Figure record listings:
■ ■ ■ ■ ■

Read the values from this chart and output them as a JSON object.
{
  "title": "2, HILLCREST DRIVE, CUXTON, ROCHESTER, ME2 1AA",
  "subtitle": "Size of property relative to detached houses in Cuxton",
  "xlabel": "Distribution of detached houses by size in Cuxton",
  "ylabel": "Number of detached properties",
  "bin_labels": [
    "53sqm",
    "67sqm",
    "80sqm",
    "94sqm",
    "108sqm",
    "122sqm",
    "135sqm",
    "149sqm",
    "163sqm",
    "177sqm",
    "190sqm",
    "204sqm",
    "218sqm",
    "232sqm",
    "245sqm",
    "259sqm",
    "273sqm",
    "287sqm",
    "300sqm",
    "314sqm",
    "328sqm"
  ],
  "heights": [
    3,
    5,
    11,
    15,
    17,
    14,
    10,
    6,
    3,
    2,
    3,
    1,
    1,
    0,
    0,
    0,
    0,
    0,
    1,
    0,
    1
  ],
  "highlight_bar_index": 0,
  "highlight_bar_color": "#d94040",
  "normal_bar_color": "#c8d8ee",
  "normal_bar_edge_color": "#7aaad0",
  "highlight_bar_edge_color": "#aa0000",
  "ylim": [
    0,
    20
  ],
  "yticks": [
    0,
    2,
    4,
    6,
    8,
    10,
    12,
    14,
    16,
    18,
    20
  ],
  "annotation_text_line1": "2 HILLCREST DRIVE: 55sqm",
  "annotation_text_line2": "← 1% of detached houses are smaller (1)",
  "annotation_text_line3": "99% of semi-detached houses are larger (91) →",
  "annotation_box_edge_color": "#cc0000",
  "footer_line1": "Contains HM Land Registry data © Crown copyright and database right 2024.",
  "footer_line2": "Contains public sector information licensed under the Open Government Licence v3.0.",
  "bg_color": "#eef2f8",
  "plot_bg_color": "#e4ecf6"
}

■ ■ ■ ■ ■

■ **What to work on**
Repeat all the records. Match each line exactly.

■ **Exercise solution**
Read the values from this chart and output them as a JSON object.
{
  "title": "2, HILLCREST DRIVE, CUXTON, ROCHESTER, ME2 1AA",
  "subtitle": "Size of property relative to detached houses in Cuxton",
  "xlabel": "Distribution of detached houses by size in Cuxton",
  "ylabel": "Number of detached properties",
  "bin_labels": [
    "53sqm",
    "67sqm",
    "80sqm",
    "94sqm",
    "108sqm",
    "122sqm",
    "135sqm",
    "149sqm",
    "163sqm",
    "177sqm",
    "190sqm",
    "204sqm",
    "218sqm",
    "232sqm",
    "245sqm",
    "259sqm",
    "273sqm",
    "287sqm",
    "300sqm",
    "314sqm",
    "328sqm"
  ],
  "heights": [
    3,
    5,
    11,
    15,
    17,
    14,
    10,
    6,
    3,
    2,
    3,
    1,
    1,
    0,
    0,
    0,
    0,
    0,
    1,
    0,
    1
  ],
  "highlight_bar_index": 0,
  "highlight_bar_color": "#d94040",
  "normal_bar_color": "#c8d8ee",
  "normal_bar_edge_color": "#7aaad0",
  "highlight_bar_edge_color": "#aa0000",
  "ylim": [
    0,
    20
  ],
  "yticks": [
    0,
    2,
    4,
    6,
    8,
    10,
    12,
    14,
    16,
    18,
    20
  ],
  "annotation_text_line1": "2 HILLCREST DRIVE: 55sqm",
  "annotation_text_line2": "← 1% of detached houses are smaller (1)",
  "annotation_text_line3": "99% of semi-detached houses are larger (91) →",
  "annotation_box_edge_color": "#cc0000",
  "footer_line1": "Contains HM Land Registry data © Crown copyright and database right 2024.",
  "footer_line2": "Contains public sector information licensed under the Open Government Licence v3.0.",
  "bg_color": "#eef2f8",
  "plot_bg_color": "#e4ecf6"
}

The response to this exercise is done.